Omit every picture while repeating the entries exactly.
╭─ Material provided
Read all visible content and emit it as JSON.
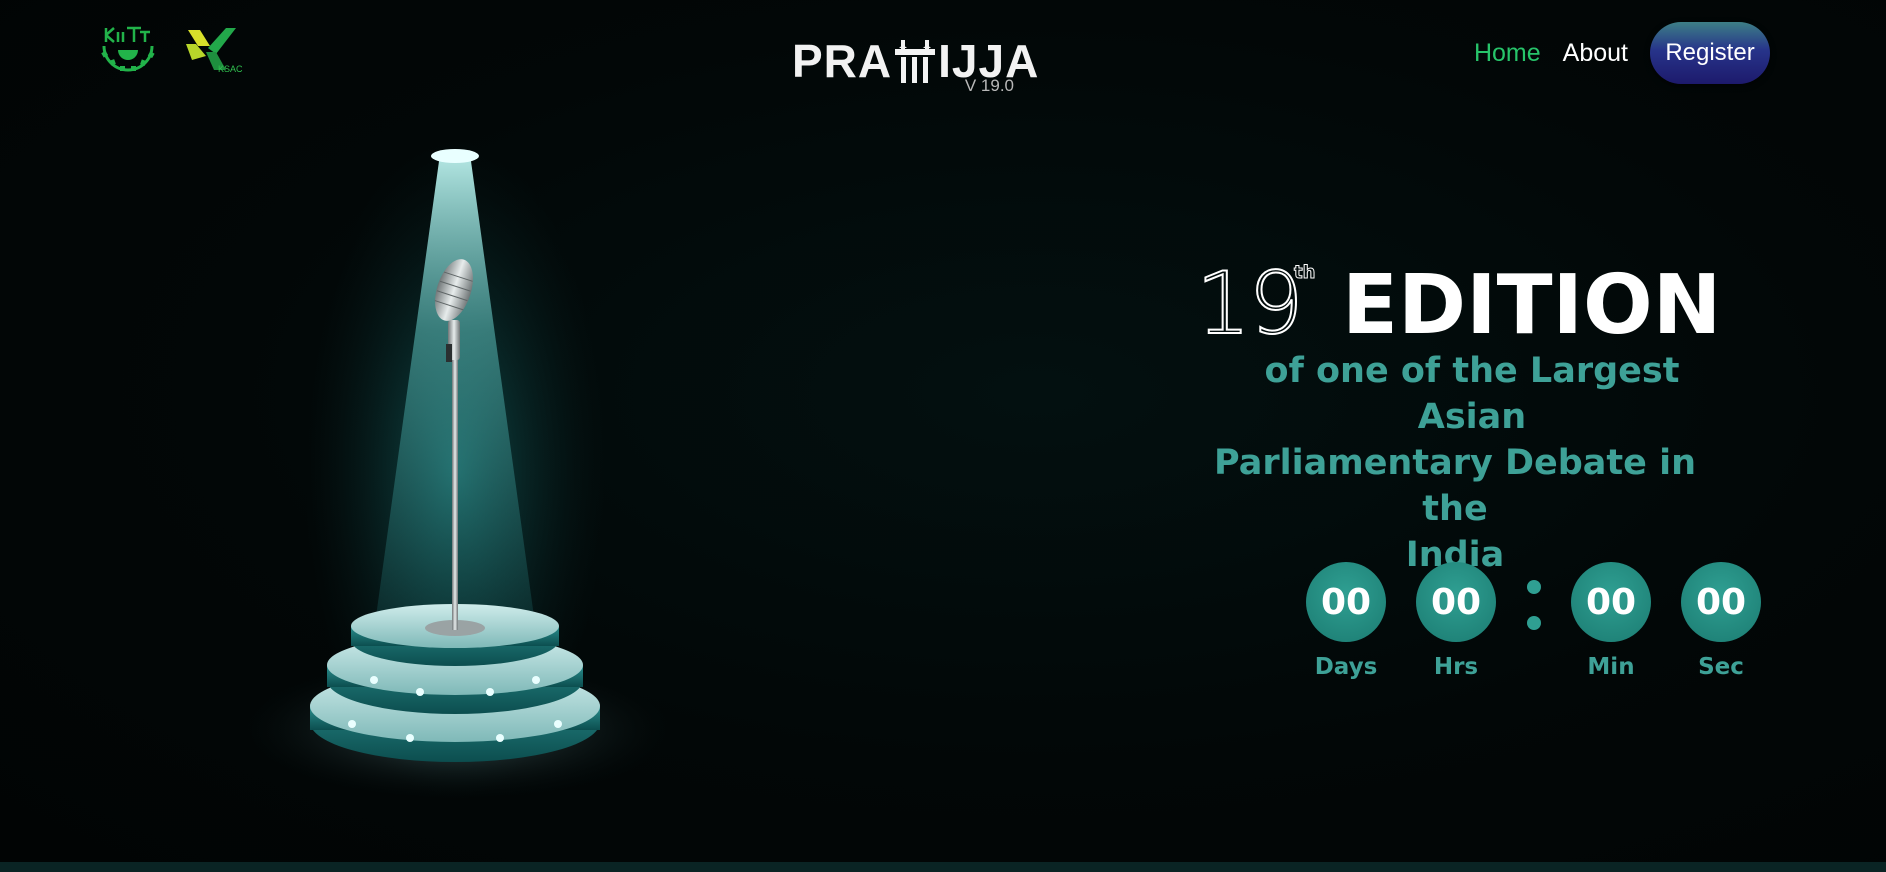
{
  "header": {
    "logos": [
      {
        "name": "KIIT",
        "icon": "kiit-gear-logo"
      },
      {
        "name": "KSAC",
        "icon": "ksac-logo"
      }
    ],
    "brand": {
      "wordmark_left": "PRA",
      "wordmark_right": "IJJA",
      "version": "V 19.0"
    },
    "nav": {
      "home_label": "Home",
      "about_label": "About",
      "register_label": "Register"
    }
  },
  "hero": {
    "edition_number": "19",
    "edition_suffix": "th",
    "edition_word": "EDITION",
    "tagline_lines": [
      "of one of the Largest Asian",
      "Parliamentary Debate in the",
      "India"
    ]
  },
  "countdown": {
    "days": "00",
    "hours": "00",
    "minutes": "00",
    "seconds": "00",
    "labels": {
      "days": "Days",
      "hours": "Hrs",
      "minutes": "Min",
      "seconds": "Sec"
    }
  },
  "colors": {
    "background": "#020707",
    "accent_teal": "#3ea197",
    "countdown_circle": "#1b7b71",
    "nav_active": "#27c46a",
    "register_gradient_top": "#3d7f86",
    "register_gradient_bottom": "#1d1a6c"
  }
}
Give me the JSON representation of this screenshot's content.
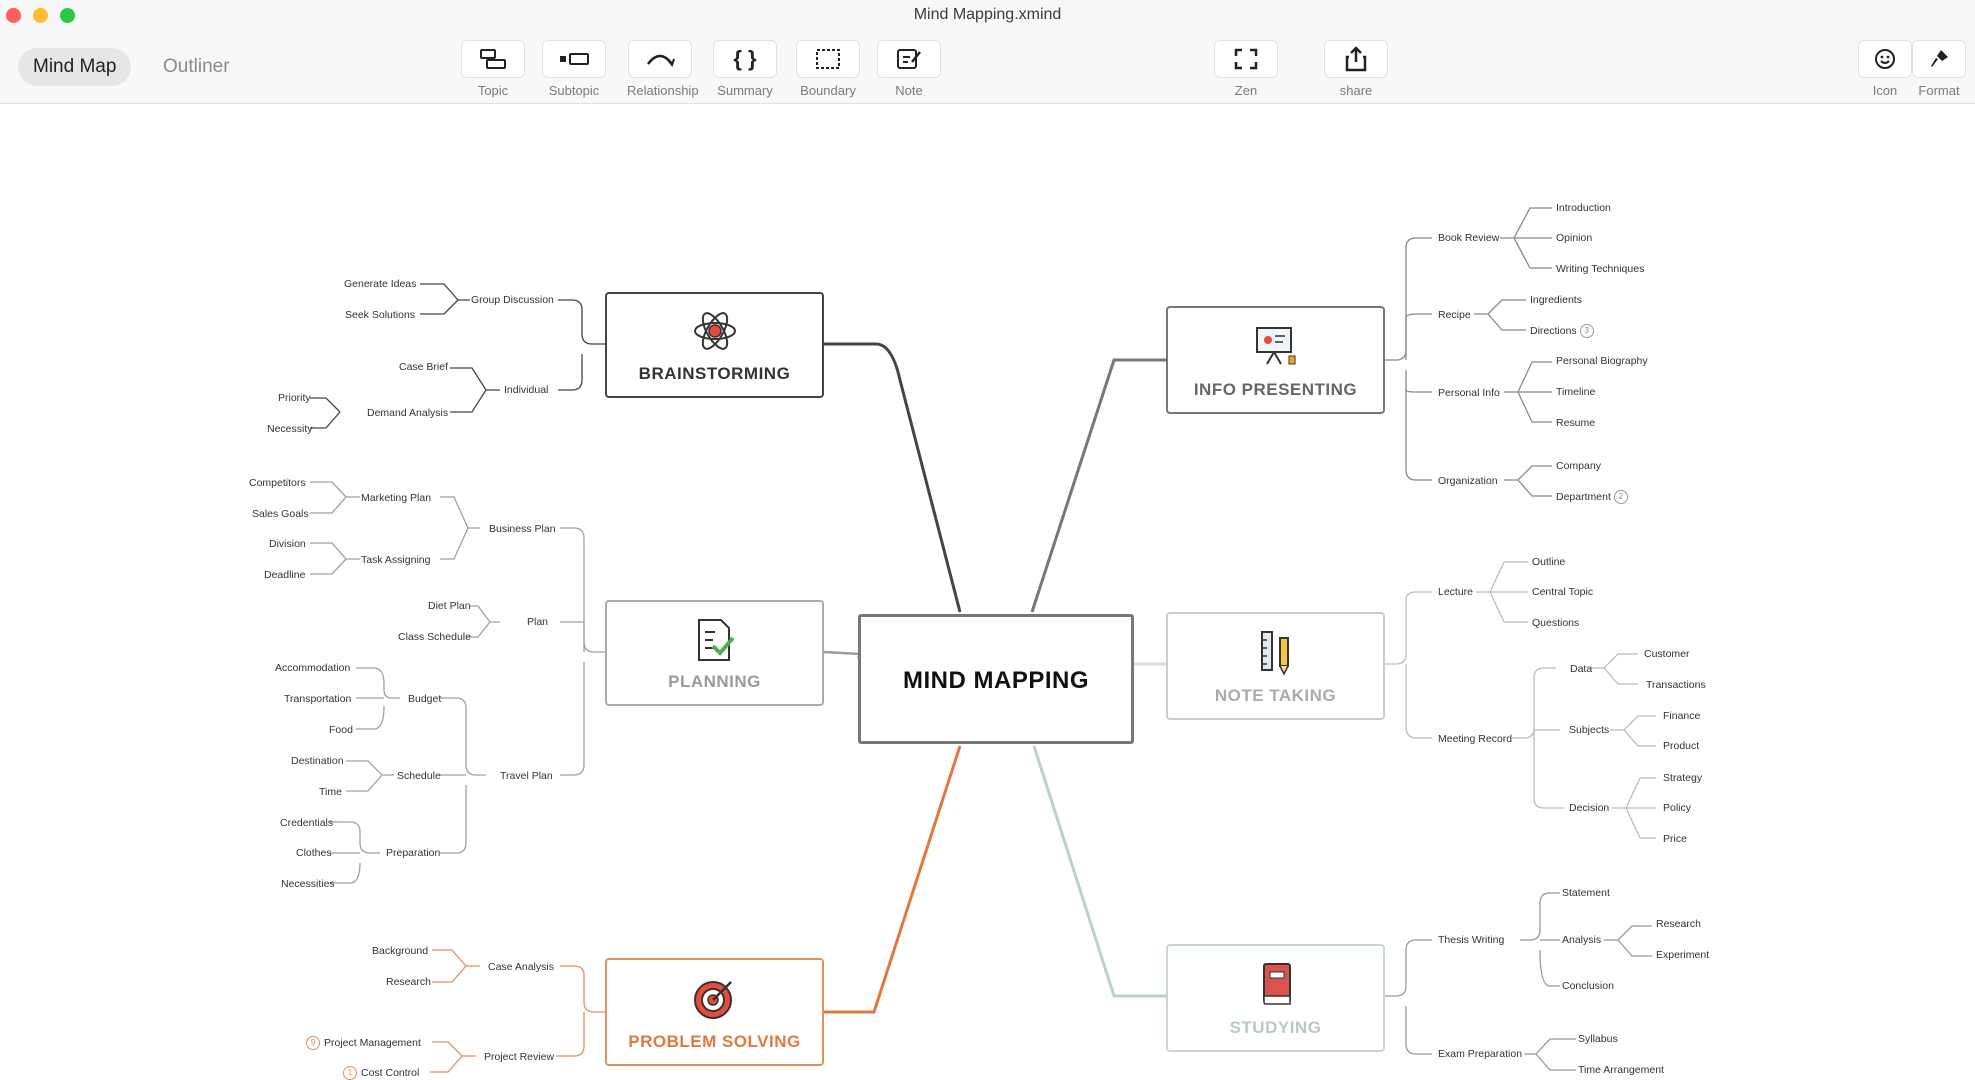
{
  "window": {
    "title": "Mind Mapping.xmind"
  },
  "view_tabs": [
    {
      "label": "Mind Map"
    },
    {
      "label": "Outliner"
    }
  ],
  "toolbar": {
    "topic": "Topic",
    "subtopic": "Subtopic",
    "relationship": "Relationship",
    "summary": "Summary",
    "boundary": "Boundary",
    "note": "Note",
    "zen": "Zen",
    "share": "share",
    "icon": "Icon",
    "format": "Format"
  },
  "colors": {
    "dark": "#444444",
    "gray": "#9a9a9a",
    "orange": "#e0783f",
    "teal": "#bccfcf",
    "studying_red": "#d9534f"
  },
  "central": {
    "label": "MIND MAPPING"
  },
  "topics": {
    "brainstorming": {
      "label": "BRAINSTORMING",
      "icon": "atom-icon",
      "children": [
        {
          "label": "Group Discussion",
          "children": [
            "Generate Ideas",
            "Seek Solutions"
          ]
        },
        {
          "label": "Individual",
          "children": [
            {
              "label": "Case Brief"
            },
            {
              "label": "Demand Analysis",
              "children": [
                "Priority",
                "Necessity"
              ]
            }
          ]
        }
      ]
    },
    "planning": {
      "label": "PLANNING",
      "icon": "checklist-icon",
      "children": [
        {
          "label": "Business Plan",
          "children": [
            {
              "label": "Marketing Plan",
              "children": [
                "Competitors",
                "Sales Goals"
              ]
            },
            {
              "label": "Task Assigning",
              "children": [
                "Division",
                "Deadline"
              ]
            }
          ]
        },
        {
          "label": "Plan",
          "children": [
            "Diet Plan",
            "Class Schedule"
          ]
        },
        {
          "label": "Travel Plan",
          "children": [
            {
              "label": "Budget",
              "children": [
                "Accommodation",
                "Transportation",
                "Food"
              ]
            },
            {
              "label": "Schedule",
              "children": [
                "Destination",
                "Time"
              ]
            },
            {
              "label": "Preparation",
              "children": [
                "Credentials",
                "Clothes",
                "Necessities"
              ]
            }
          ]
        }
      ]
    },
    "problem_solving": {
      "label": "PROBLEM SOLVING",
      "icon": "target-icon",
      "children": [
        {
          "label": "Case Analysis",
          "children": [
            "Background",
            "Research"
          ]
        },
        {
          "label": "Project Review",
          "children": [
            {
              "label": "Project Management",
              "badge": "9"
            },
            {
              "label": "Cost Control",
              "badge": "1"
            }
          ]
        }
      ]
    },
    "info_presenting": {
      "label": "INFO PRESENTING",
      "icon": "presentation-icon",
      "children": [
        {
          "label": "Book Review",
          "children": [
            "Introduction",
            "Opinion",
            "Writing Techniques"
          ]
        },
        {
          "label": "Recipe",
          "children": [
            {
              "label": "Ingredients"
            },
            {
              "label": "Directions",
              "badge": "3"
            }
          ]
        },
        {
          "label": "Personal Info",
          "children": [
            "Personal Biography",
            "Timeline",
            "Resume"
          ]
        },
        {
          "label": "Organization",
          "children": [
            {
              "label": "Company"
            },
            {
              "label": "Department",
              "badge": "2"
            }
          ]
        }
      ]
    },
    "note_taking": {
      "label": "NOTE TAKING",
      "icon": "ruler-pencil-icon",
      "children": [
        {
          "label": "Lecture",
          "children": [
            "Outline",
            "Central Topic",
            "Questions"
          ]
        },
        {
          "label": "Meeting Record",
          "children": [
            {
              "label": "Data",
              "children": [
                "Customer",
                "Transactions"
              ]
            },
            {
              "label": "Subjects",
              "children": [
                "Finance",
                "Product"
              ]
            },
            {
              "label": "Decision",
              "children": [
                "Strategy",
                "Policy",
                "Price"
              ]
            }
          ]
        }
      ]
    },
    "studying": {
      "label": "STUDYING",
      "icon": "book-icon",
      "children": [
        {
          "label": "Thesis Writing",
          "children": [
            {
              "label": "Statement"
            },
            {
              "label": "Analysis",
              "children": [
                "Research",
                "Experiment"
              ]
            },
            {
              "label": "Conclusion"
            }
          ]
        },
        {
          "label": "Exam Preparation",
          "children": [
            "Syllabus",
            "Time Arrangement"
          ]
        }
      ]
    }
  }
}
╰─
### Final result
Read all visible content and emit it as JSON.
{
  "header": {
    "logos": [
      {
        "name": "KIIT",
        "icon": "kiit-gear-logo"
      },
      {
        "name": "KSAC",
        "icon": "ksac-logo"
      }
    ],
    "brand": {
      "wordmark_left": "PRA",
      "wordmark_right": "IJJA",
      "version": "V 19.0"
    },
    "nav": {
      "home_label": "Home",
      "about_label": "About",
      "register_label": "Register"
    }
  },
  "hero": {
    "edition_number": "19",
    "edition_suffix": "th",
    "edition_word": "EDITION",
    "tagline_lines": [
      "of one of the Largest Asian",
      "Parliamentary Debate in the",
      "India"
    ]
  },
  "countdown": {
    "days": "00",
    "hours": "00",
    "minutes": "00",
    "seconds": "00",
    "labels": {
      "days": "Days",
      "hours": "Hrs",
      "minutes": "Min",
      "seconds": "Sec"
    }
  },
  "colors": {
    "background": "#020707",
    "accent_teal": "#3ea197",
    "countdown_circle": "#1b7b71",
    "nav_active": "#27c46a",
    "register_gradient_top": "#3d7f86",
    "register_gradient_bottom": "#1d1a6c"
  }
}
Give me the JSON representation of this screenshot's content.
{
  "window": {
    "title": "Mind Mapping.xmind"
  },
  "view_tabs": [
    {
      "label": "Mind Map"
    },
    {
      "label": "Outliner"
    }
  ],
  "toolbar": {
    "topic": "Topic",
    "subtopic": "Subtopic",
    "relationship": "Relationship",
    "summary": "Summary",
    "boundary": "Boundary",
    "note": "Note",
    "zen": "Zen",
    "share": "share",
    "icon": "Icon",
    "format": "Format"
  },
  "colors": {
    "dark": "#444444",
    "gray": "#9a9a9a",
    "orange": "#e0783f",
    "teal": "#bccfcf",
    "studying_red": "#d9534f"
  },
  "central": {
    "label": "MIND MAPPING"
  },
  "topics": {
    "brainstorming": {
      "label": "BRAINSTORMING",
      "icon": "atom-icon",
      "children": [
        {
          "label": "Group Discussion",
          "children": [
            "Generate Ideas",
            "Seek Solutions"
          ]
        },
        {
          "label": "Individual",
          "children": [
            {
              "label": "Case Brief"
            },
            {
              "label": "Demand Analysis",
              "children": [
                "Priority",
                "Necessity"
              ]
            }
          ]
        }
      ]
    },
    "planning": {
      "label": "PLANNING",
      "icon": "checklist-icon",
      "children": [
        {
          "label": "Business Plan",
          "children": [
            {
              "label": "Marketing Plan",
              "children": [
                "Competitors",
                "Sales Goals"
              ]
            },
            {
              "label": "Task Assigning",
              "children": [
                "Division",
                "Deadline"
              ]
            }
          ]
        },
        {
          "label": "Plan",
          "children": [
            "Diet Plan",
            "Class Schedule"
          ]
        },
        {
          "label": "Travel Plan",
          "children": [
            {
              "label": "Budget",
              "children": [
                "Accommodation",
                "Transportation",
                "Food"
              ]
            },
            {
              "label": "Schedule",
              "children": [
                "Destination",
                "Time"
              ]
            },
            {
              "label": "Preparation",
              "children": [
                "Credentials",
                "Clothes",
                "Necessities"
              ]
            }
          ]
        }
      ]
    },
    "problem_solving": {
      "label": "PROBLEM SOLVING",
      "icon": "target-icon",
      "children": [
        {
          "label": "Case Analysis",
          "children": [
            "Background",
            "Research"
          ]
        },
        {
          "label": "Project Review",
          "children": [
            {
              "label": "Project Management",
              "badge": "9"
            },
            {
              "label": "Cost Control",
              "badge": "1"
            }
          ]
        }
      ]
    },
    "info_presenting": {
      "label": "INFO PRESENTING",
      "icon": "presentation-icon",
      "children": [
        {
          "label": "Book Review",
          "children": [
            "Introduction",
            "Opinion",
            "Writing Techniques"
          ]
        },
        {
          "label": "Recipe",
          "children": [
            {
              "label": "Ingredients"
            },
            {
              "label": "Directions",
              "badge": "3"
            }
          ]
        },
        {
          "label": "Personal Info",
          "children": [
            "Personal Biography",
            "Timeline",
            "Resume"
          ]
        },
        {
          "label": "Organization",
          "children": [
            {
              "label": "Company"
            },
            {
              "label": "Department",
              "badge": "2"
            }
          ]
        }
      ]
    },
    "note_taking": {
      "label": "NOTE TAKING",
      "icon": "ruler-pencil-icon",
      "children": [
        {
          "label": "Lecture",
          "children": [
            "Outline",
            "Central Topic",
            "Questions"
          ]
        },
        {
          "label": "Meeting Record",
          "children": [
            {
              "label": "Data",
              "children": [
                "Customer",
                "Transactions"
              ]
            },
            {
              "label": "Subjects",
              "children": [
                "Finance",
                "Product"
              ]
            },
            {
              "label": "Decision",
              "children": [
                "Strategy",
                "Policy",
                "Price"
              ]
            }
          ]
        }
      ]
    },
    "studying": {
      "label": "STUDYING",
      "icon": "book-icon",
      "children": [
        {
          "label": "Thesis Writing",
          "children": [
            {
              "label": "Statement"
            },
            {
              "label": "Analysis",
              "children": [
                "Research",
                "Experiment"
              ]
            },
            {
              "label": "Conclusion"
            }
          ]
        },
        {
          "label": "Exam Preparation",
          "children": [
            "Syllabus",
            "Time Arrangement"
          ]
        }
      ]
    }
  }
}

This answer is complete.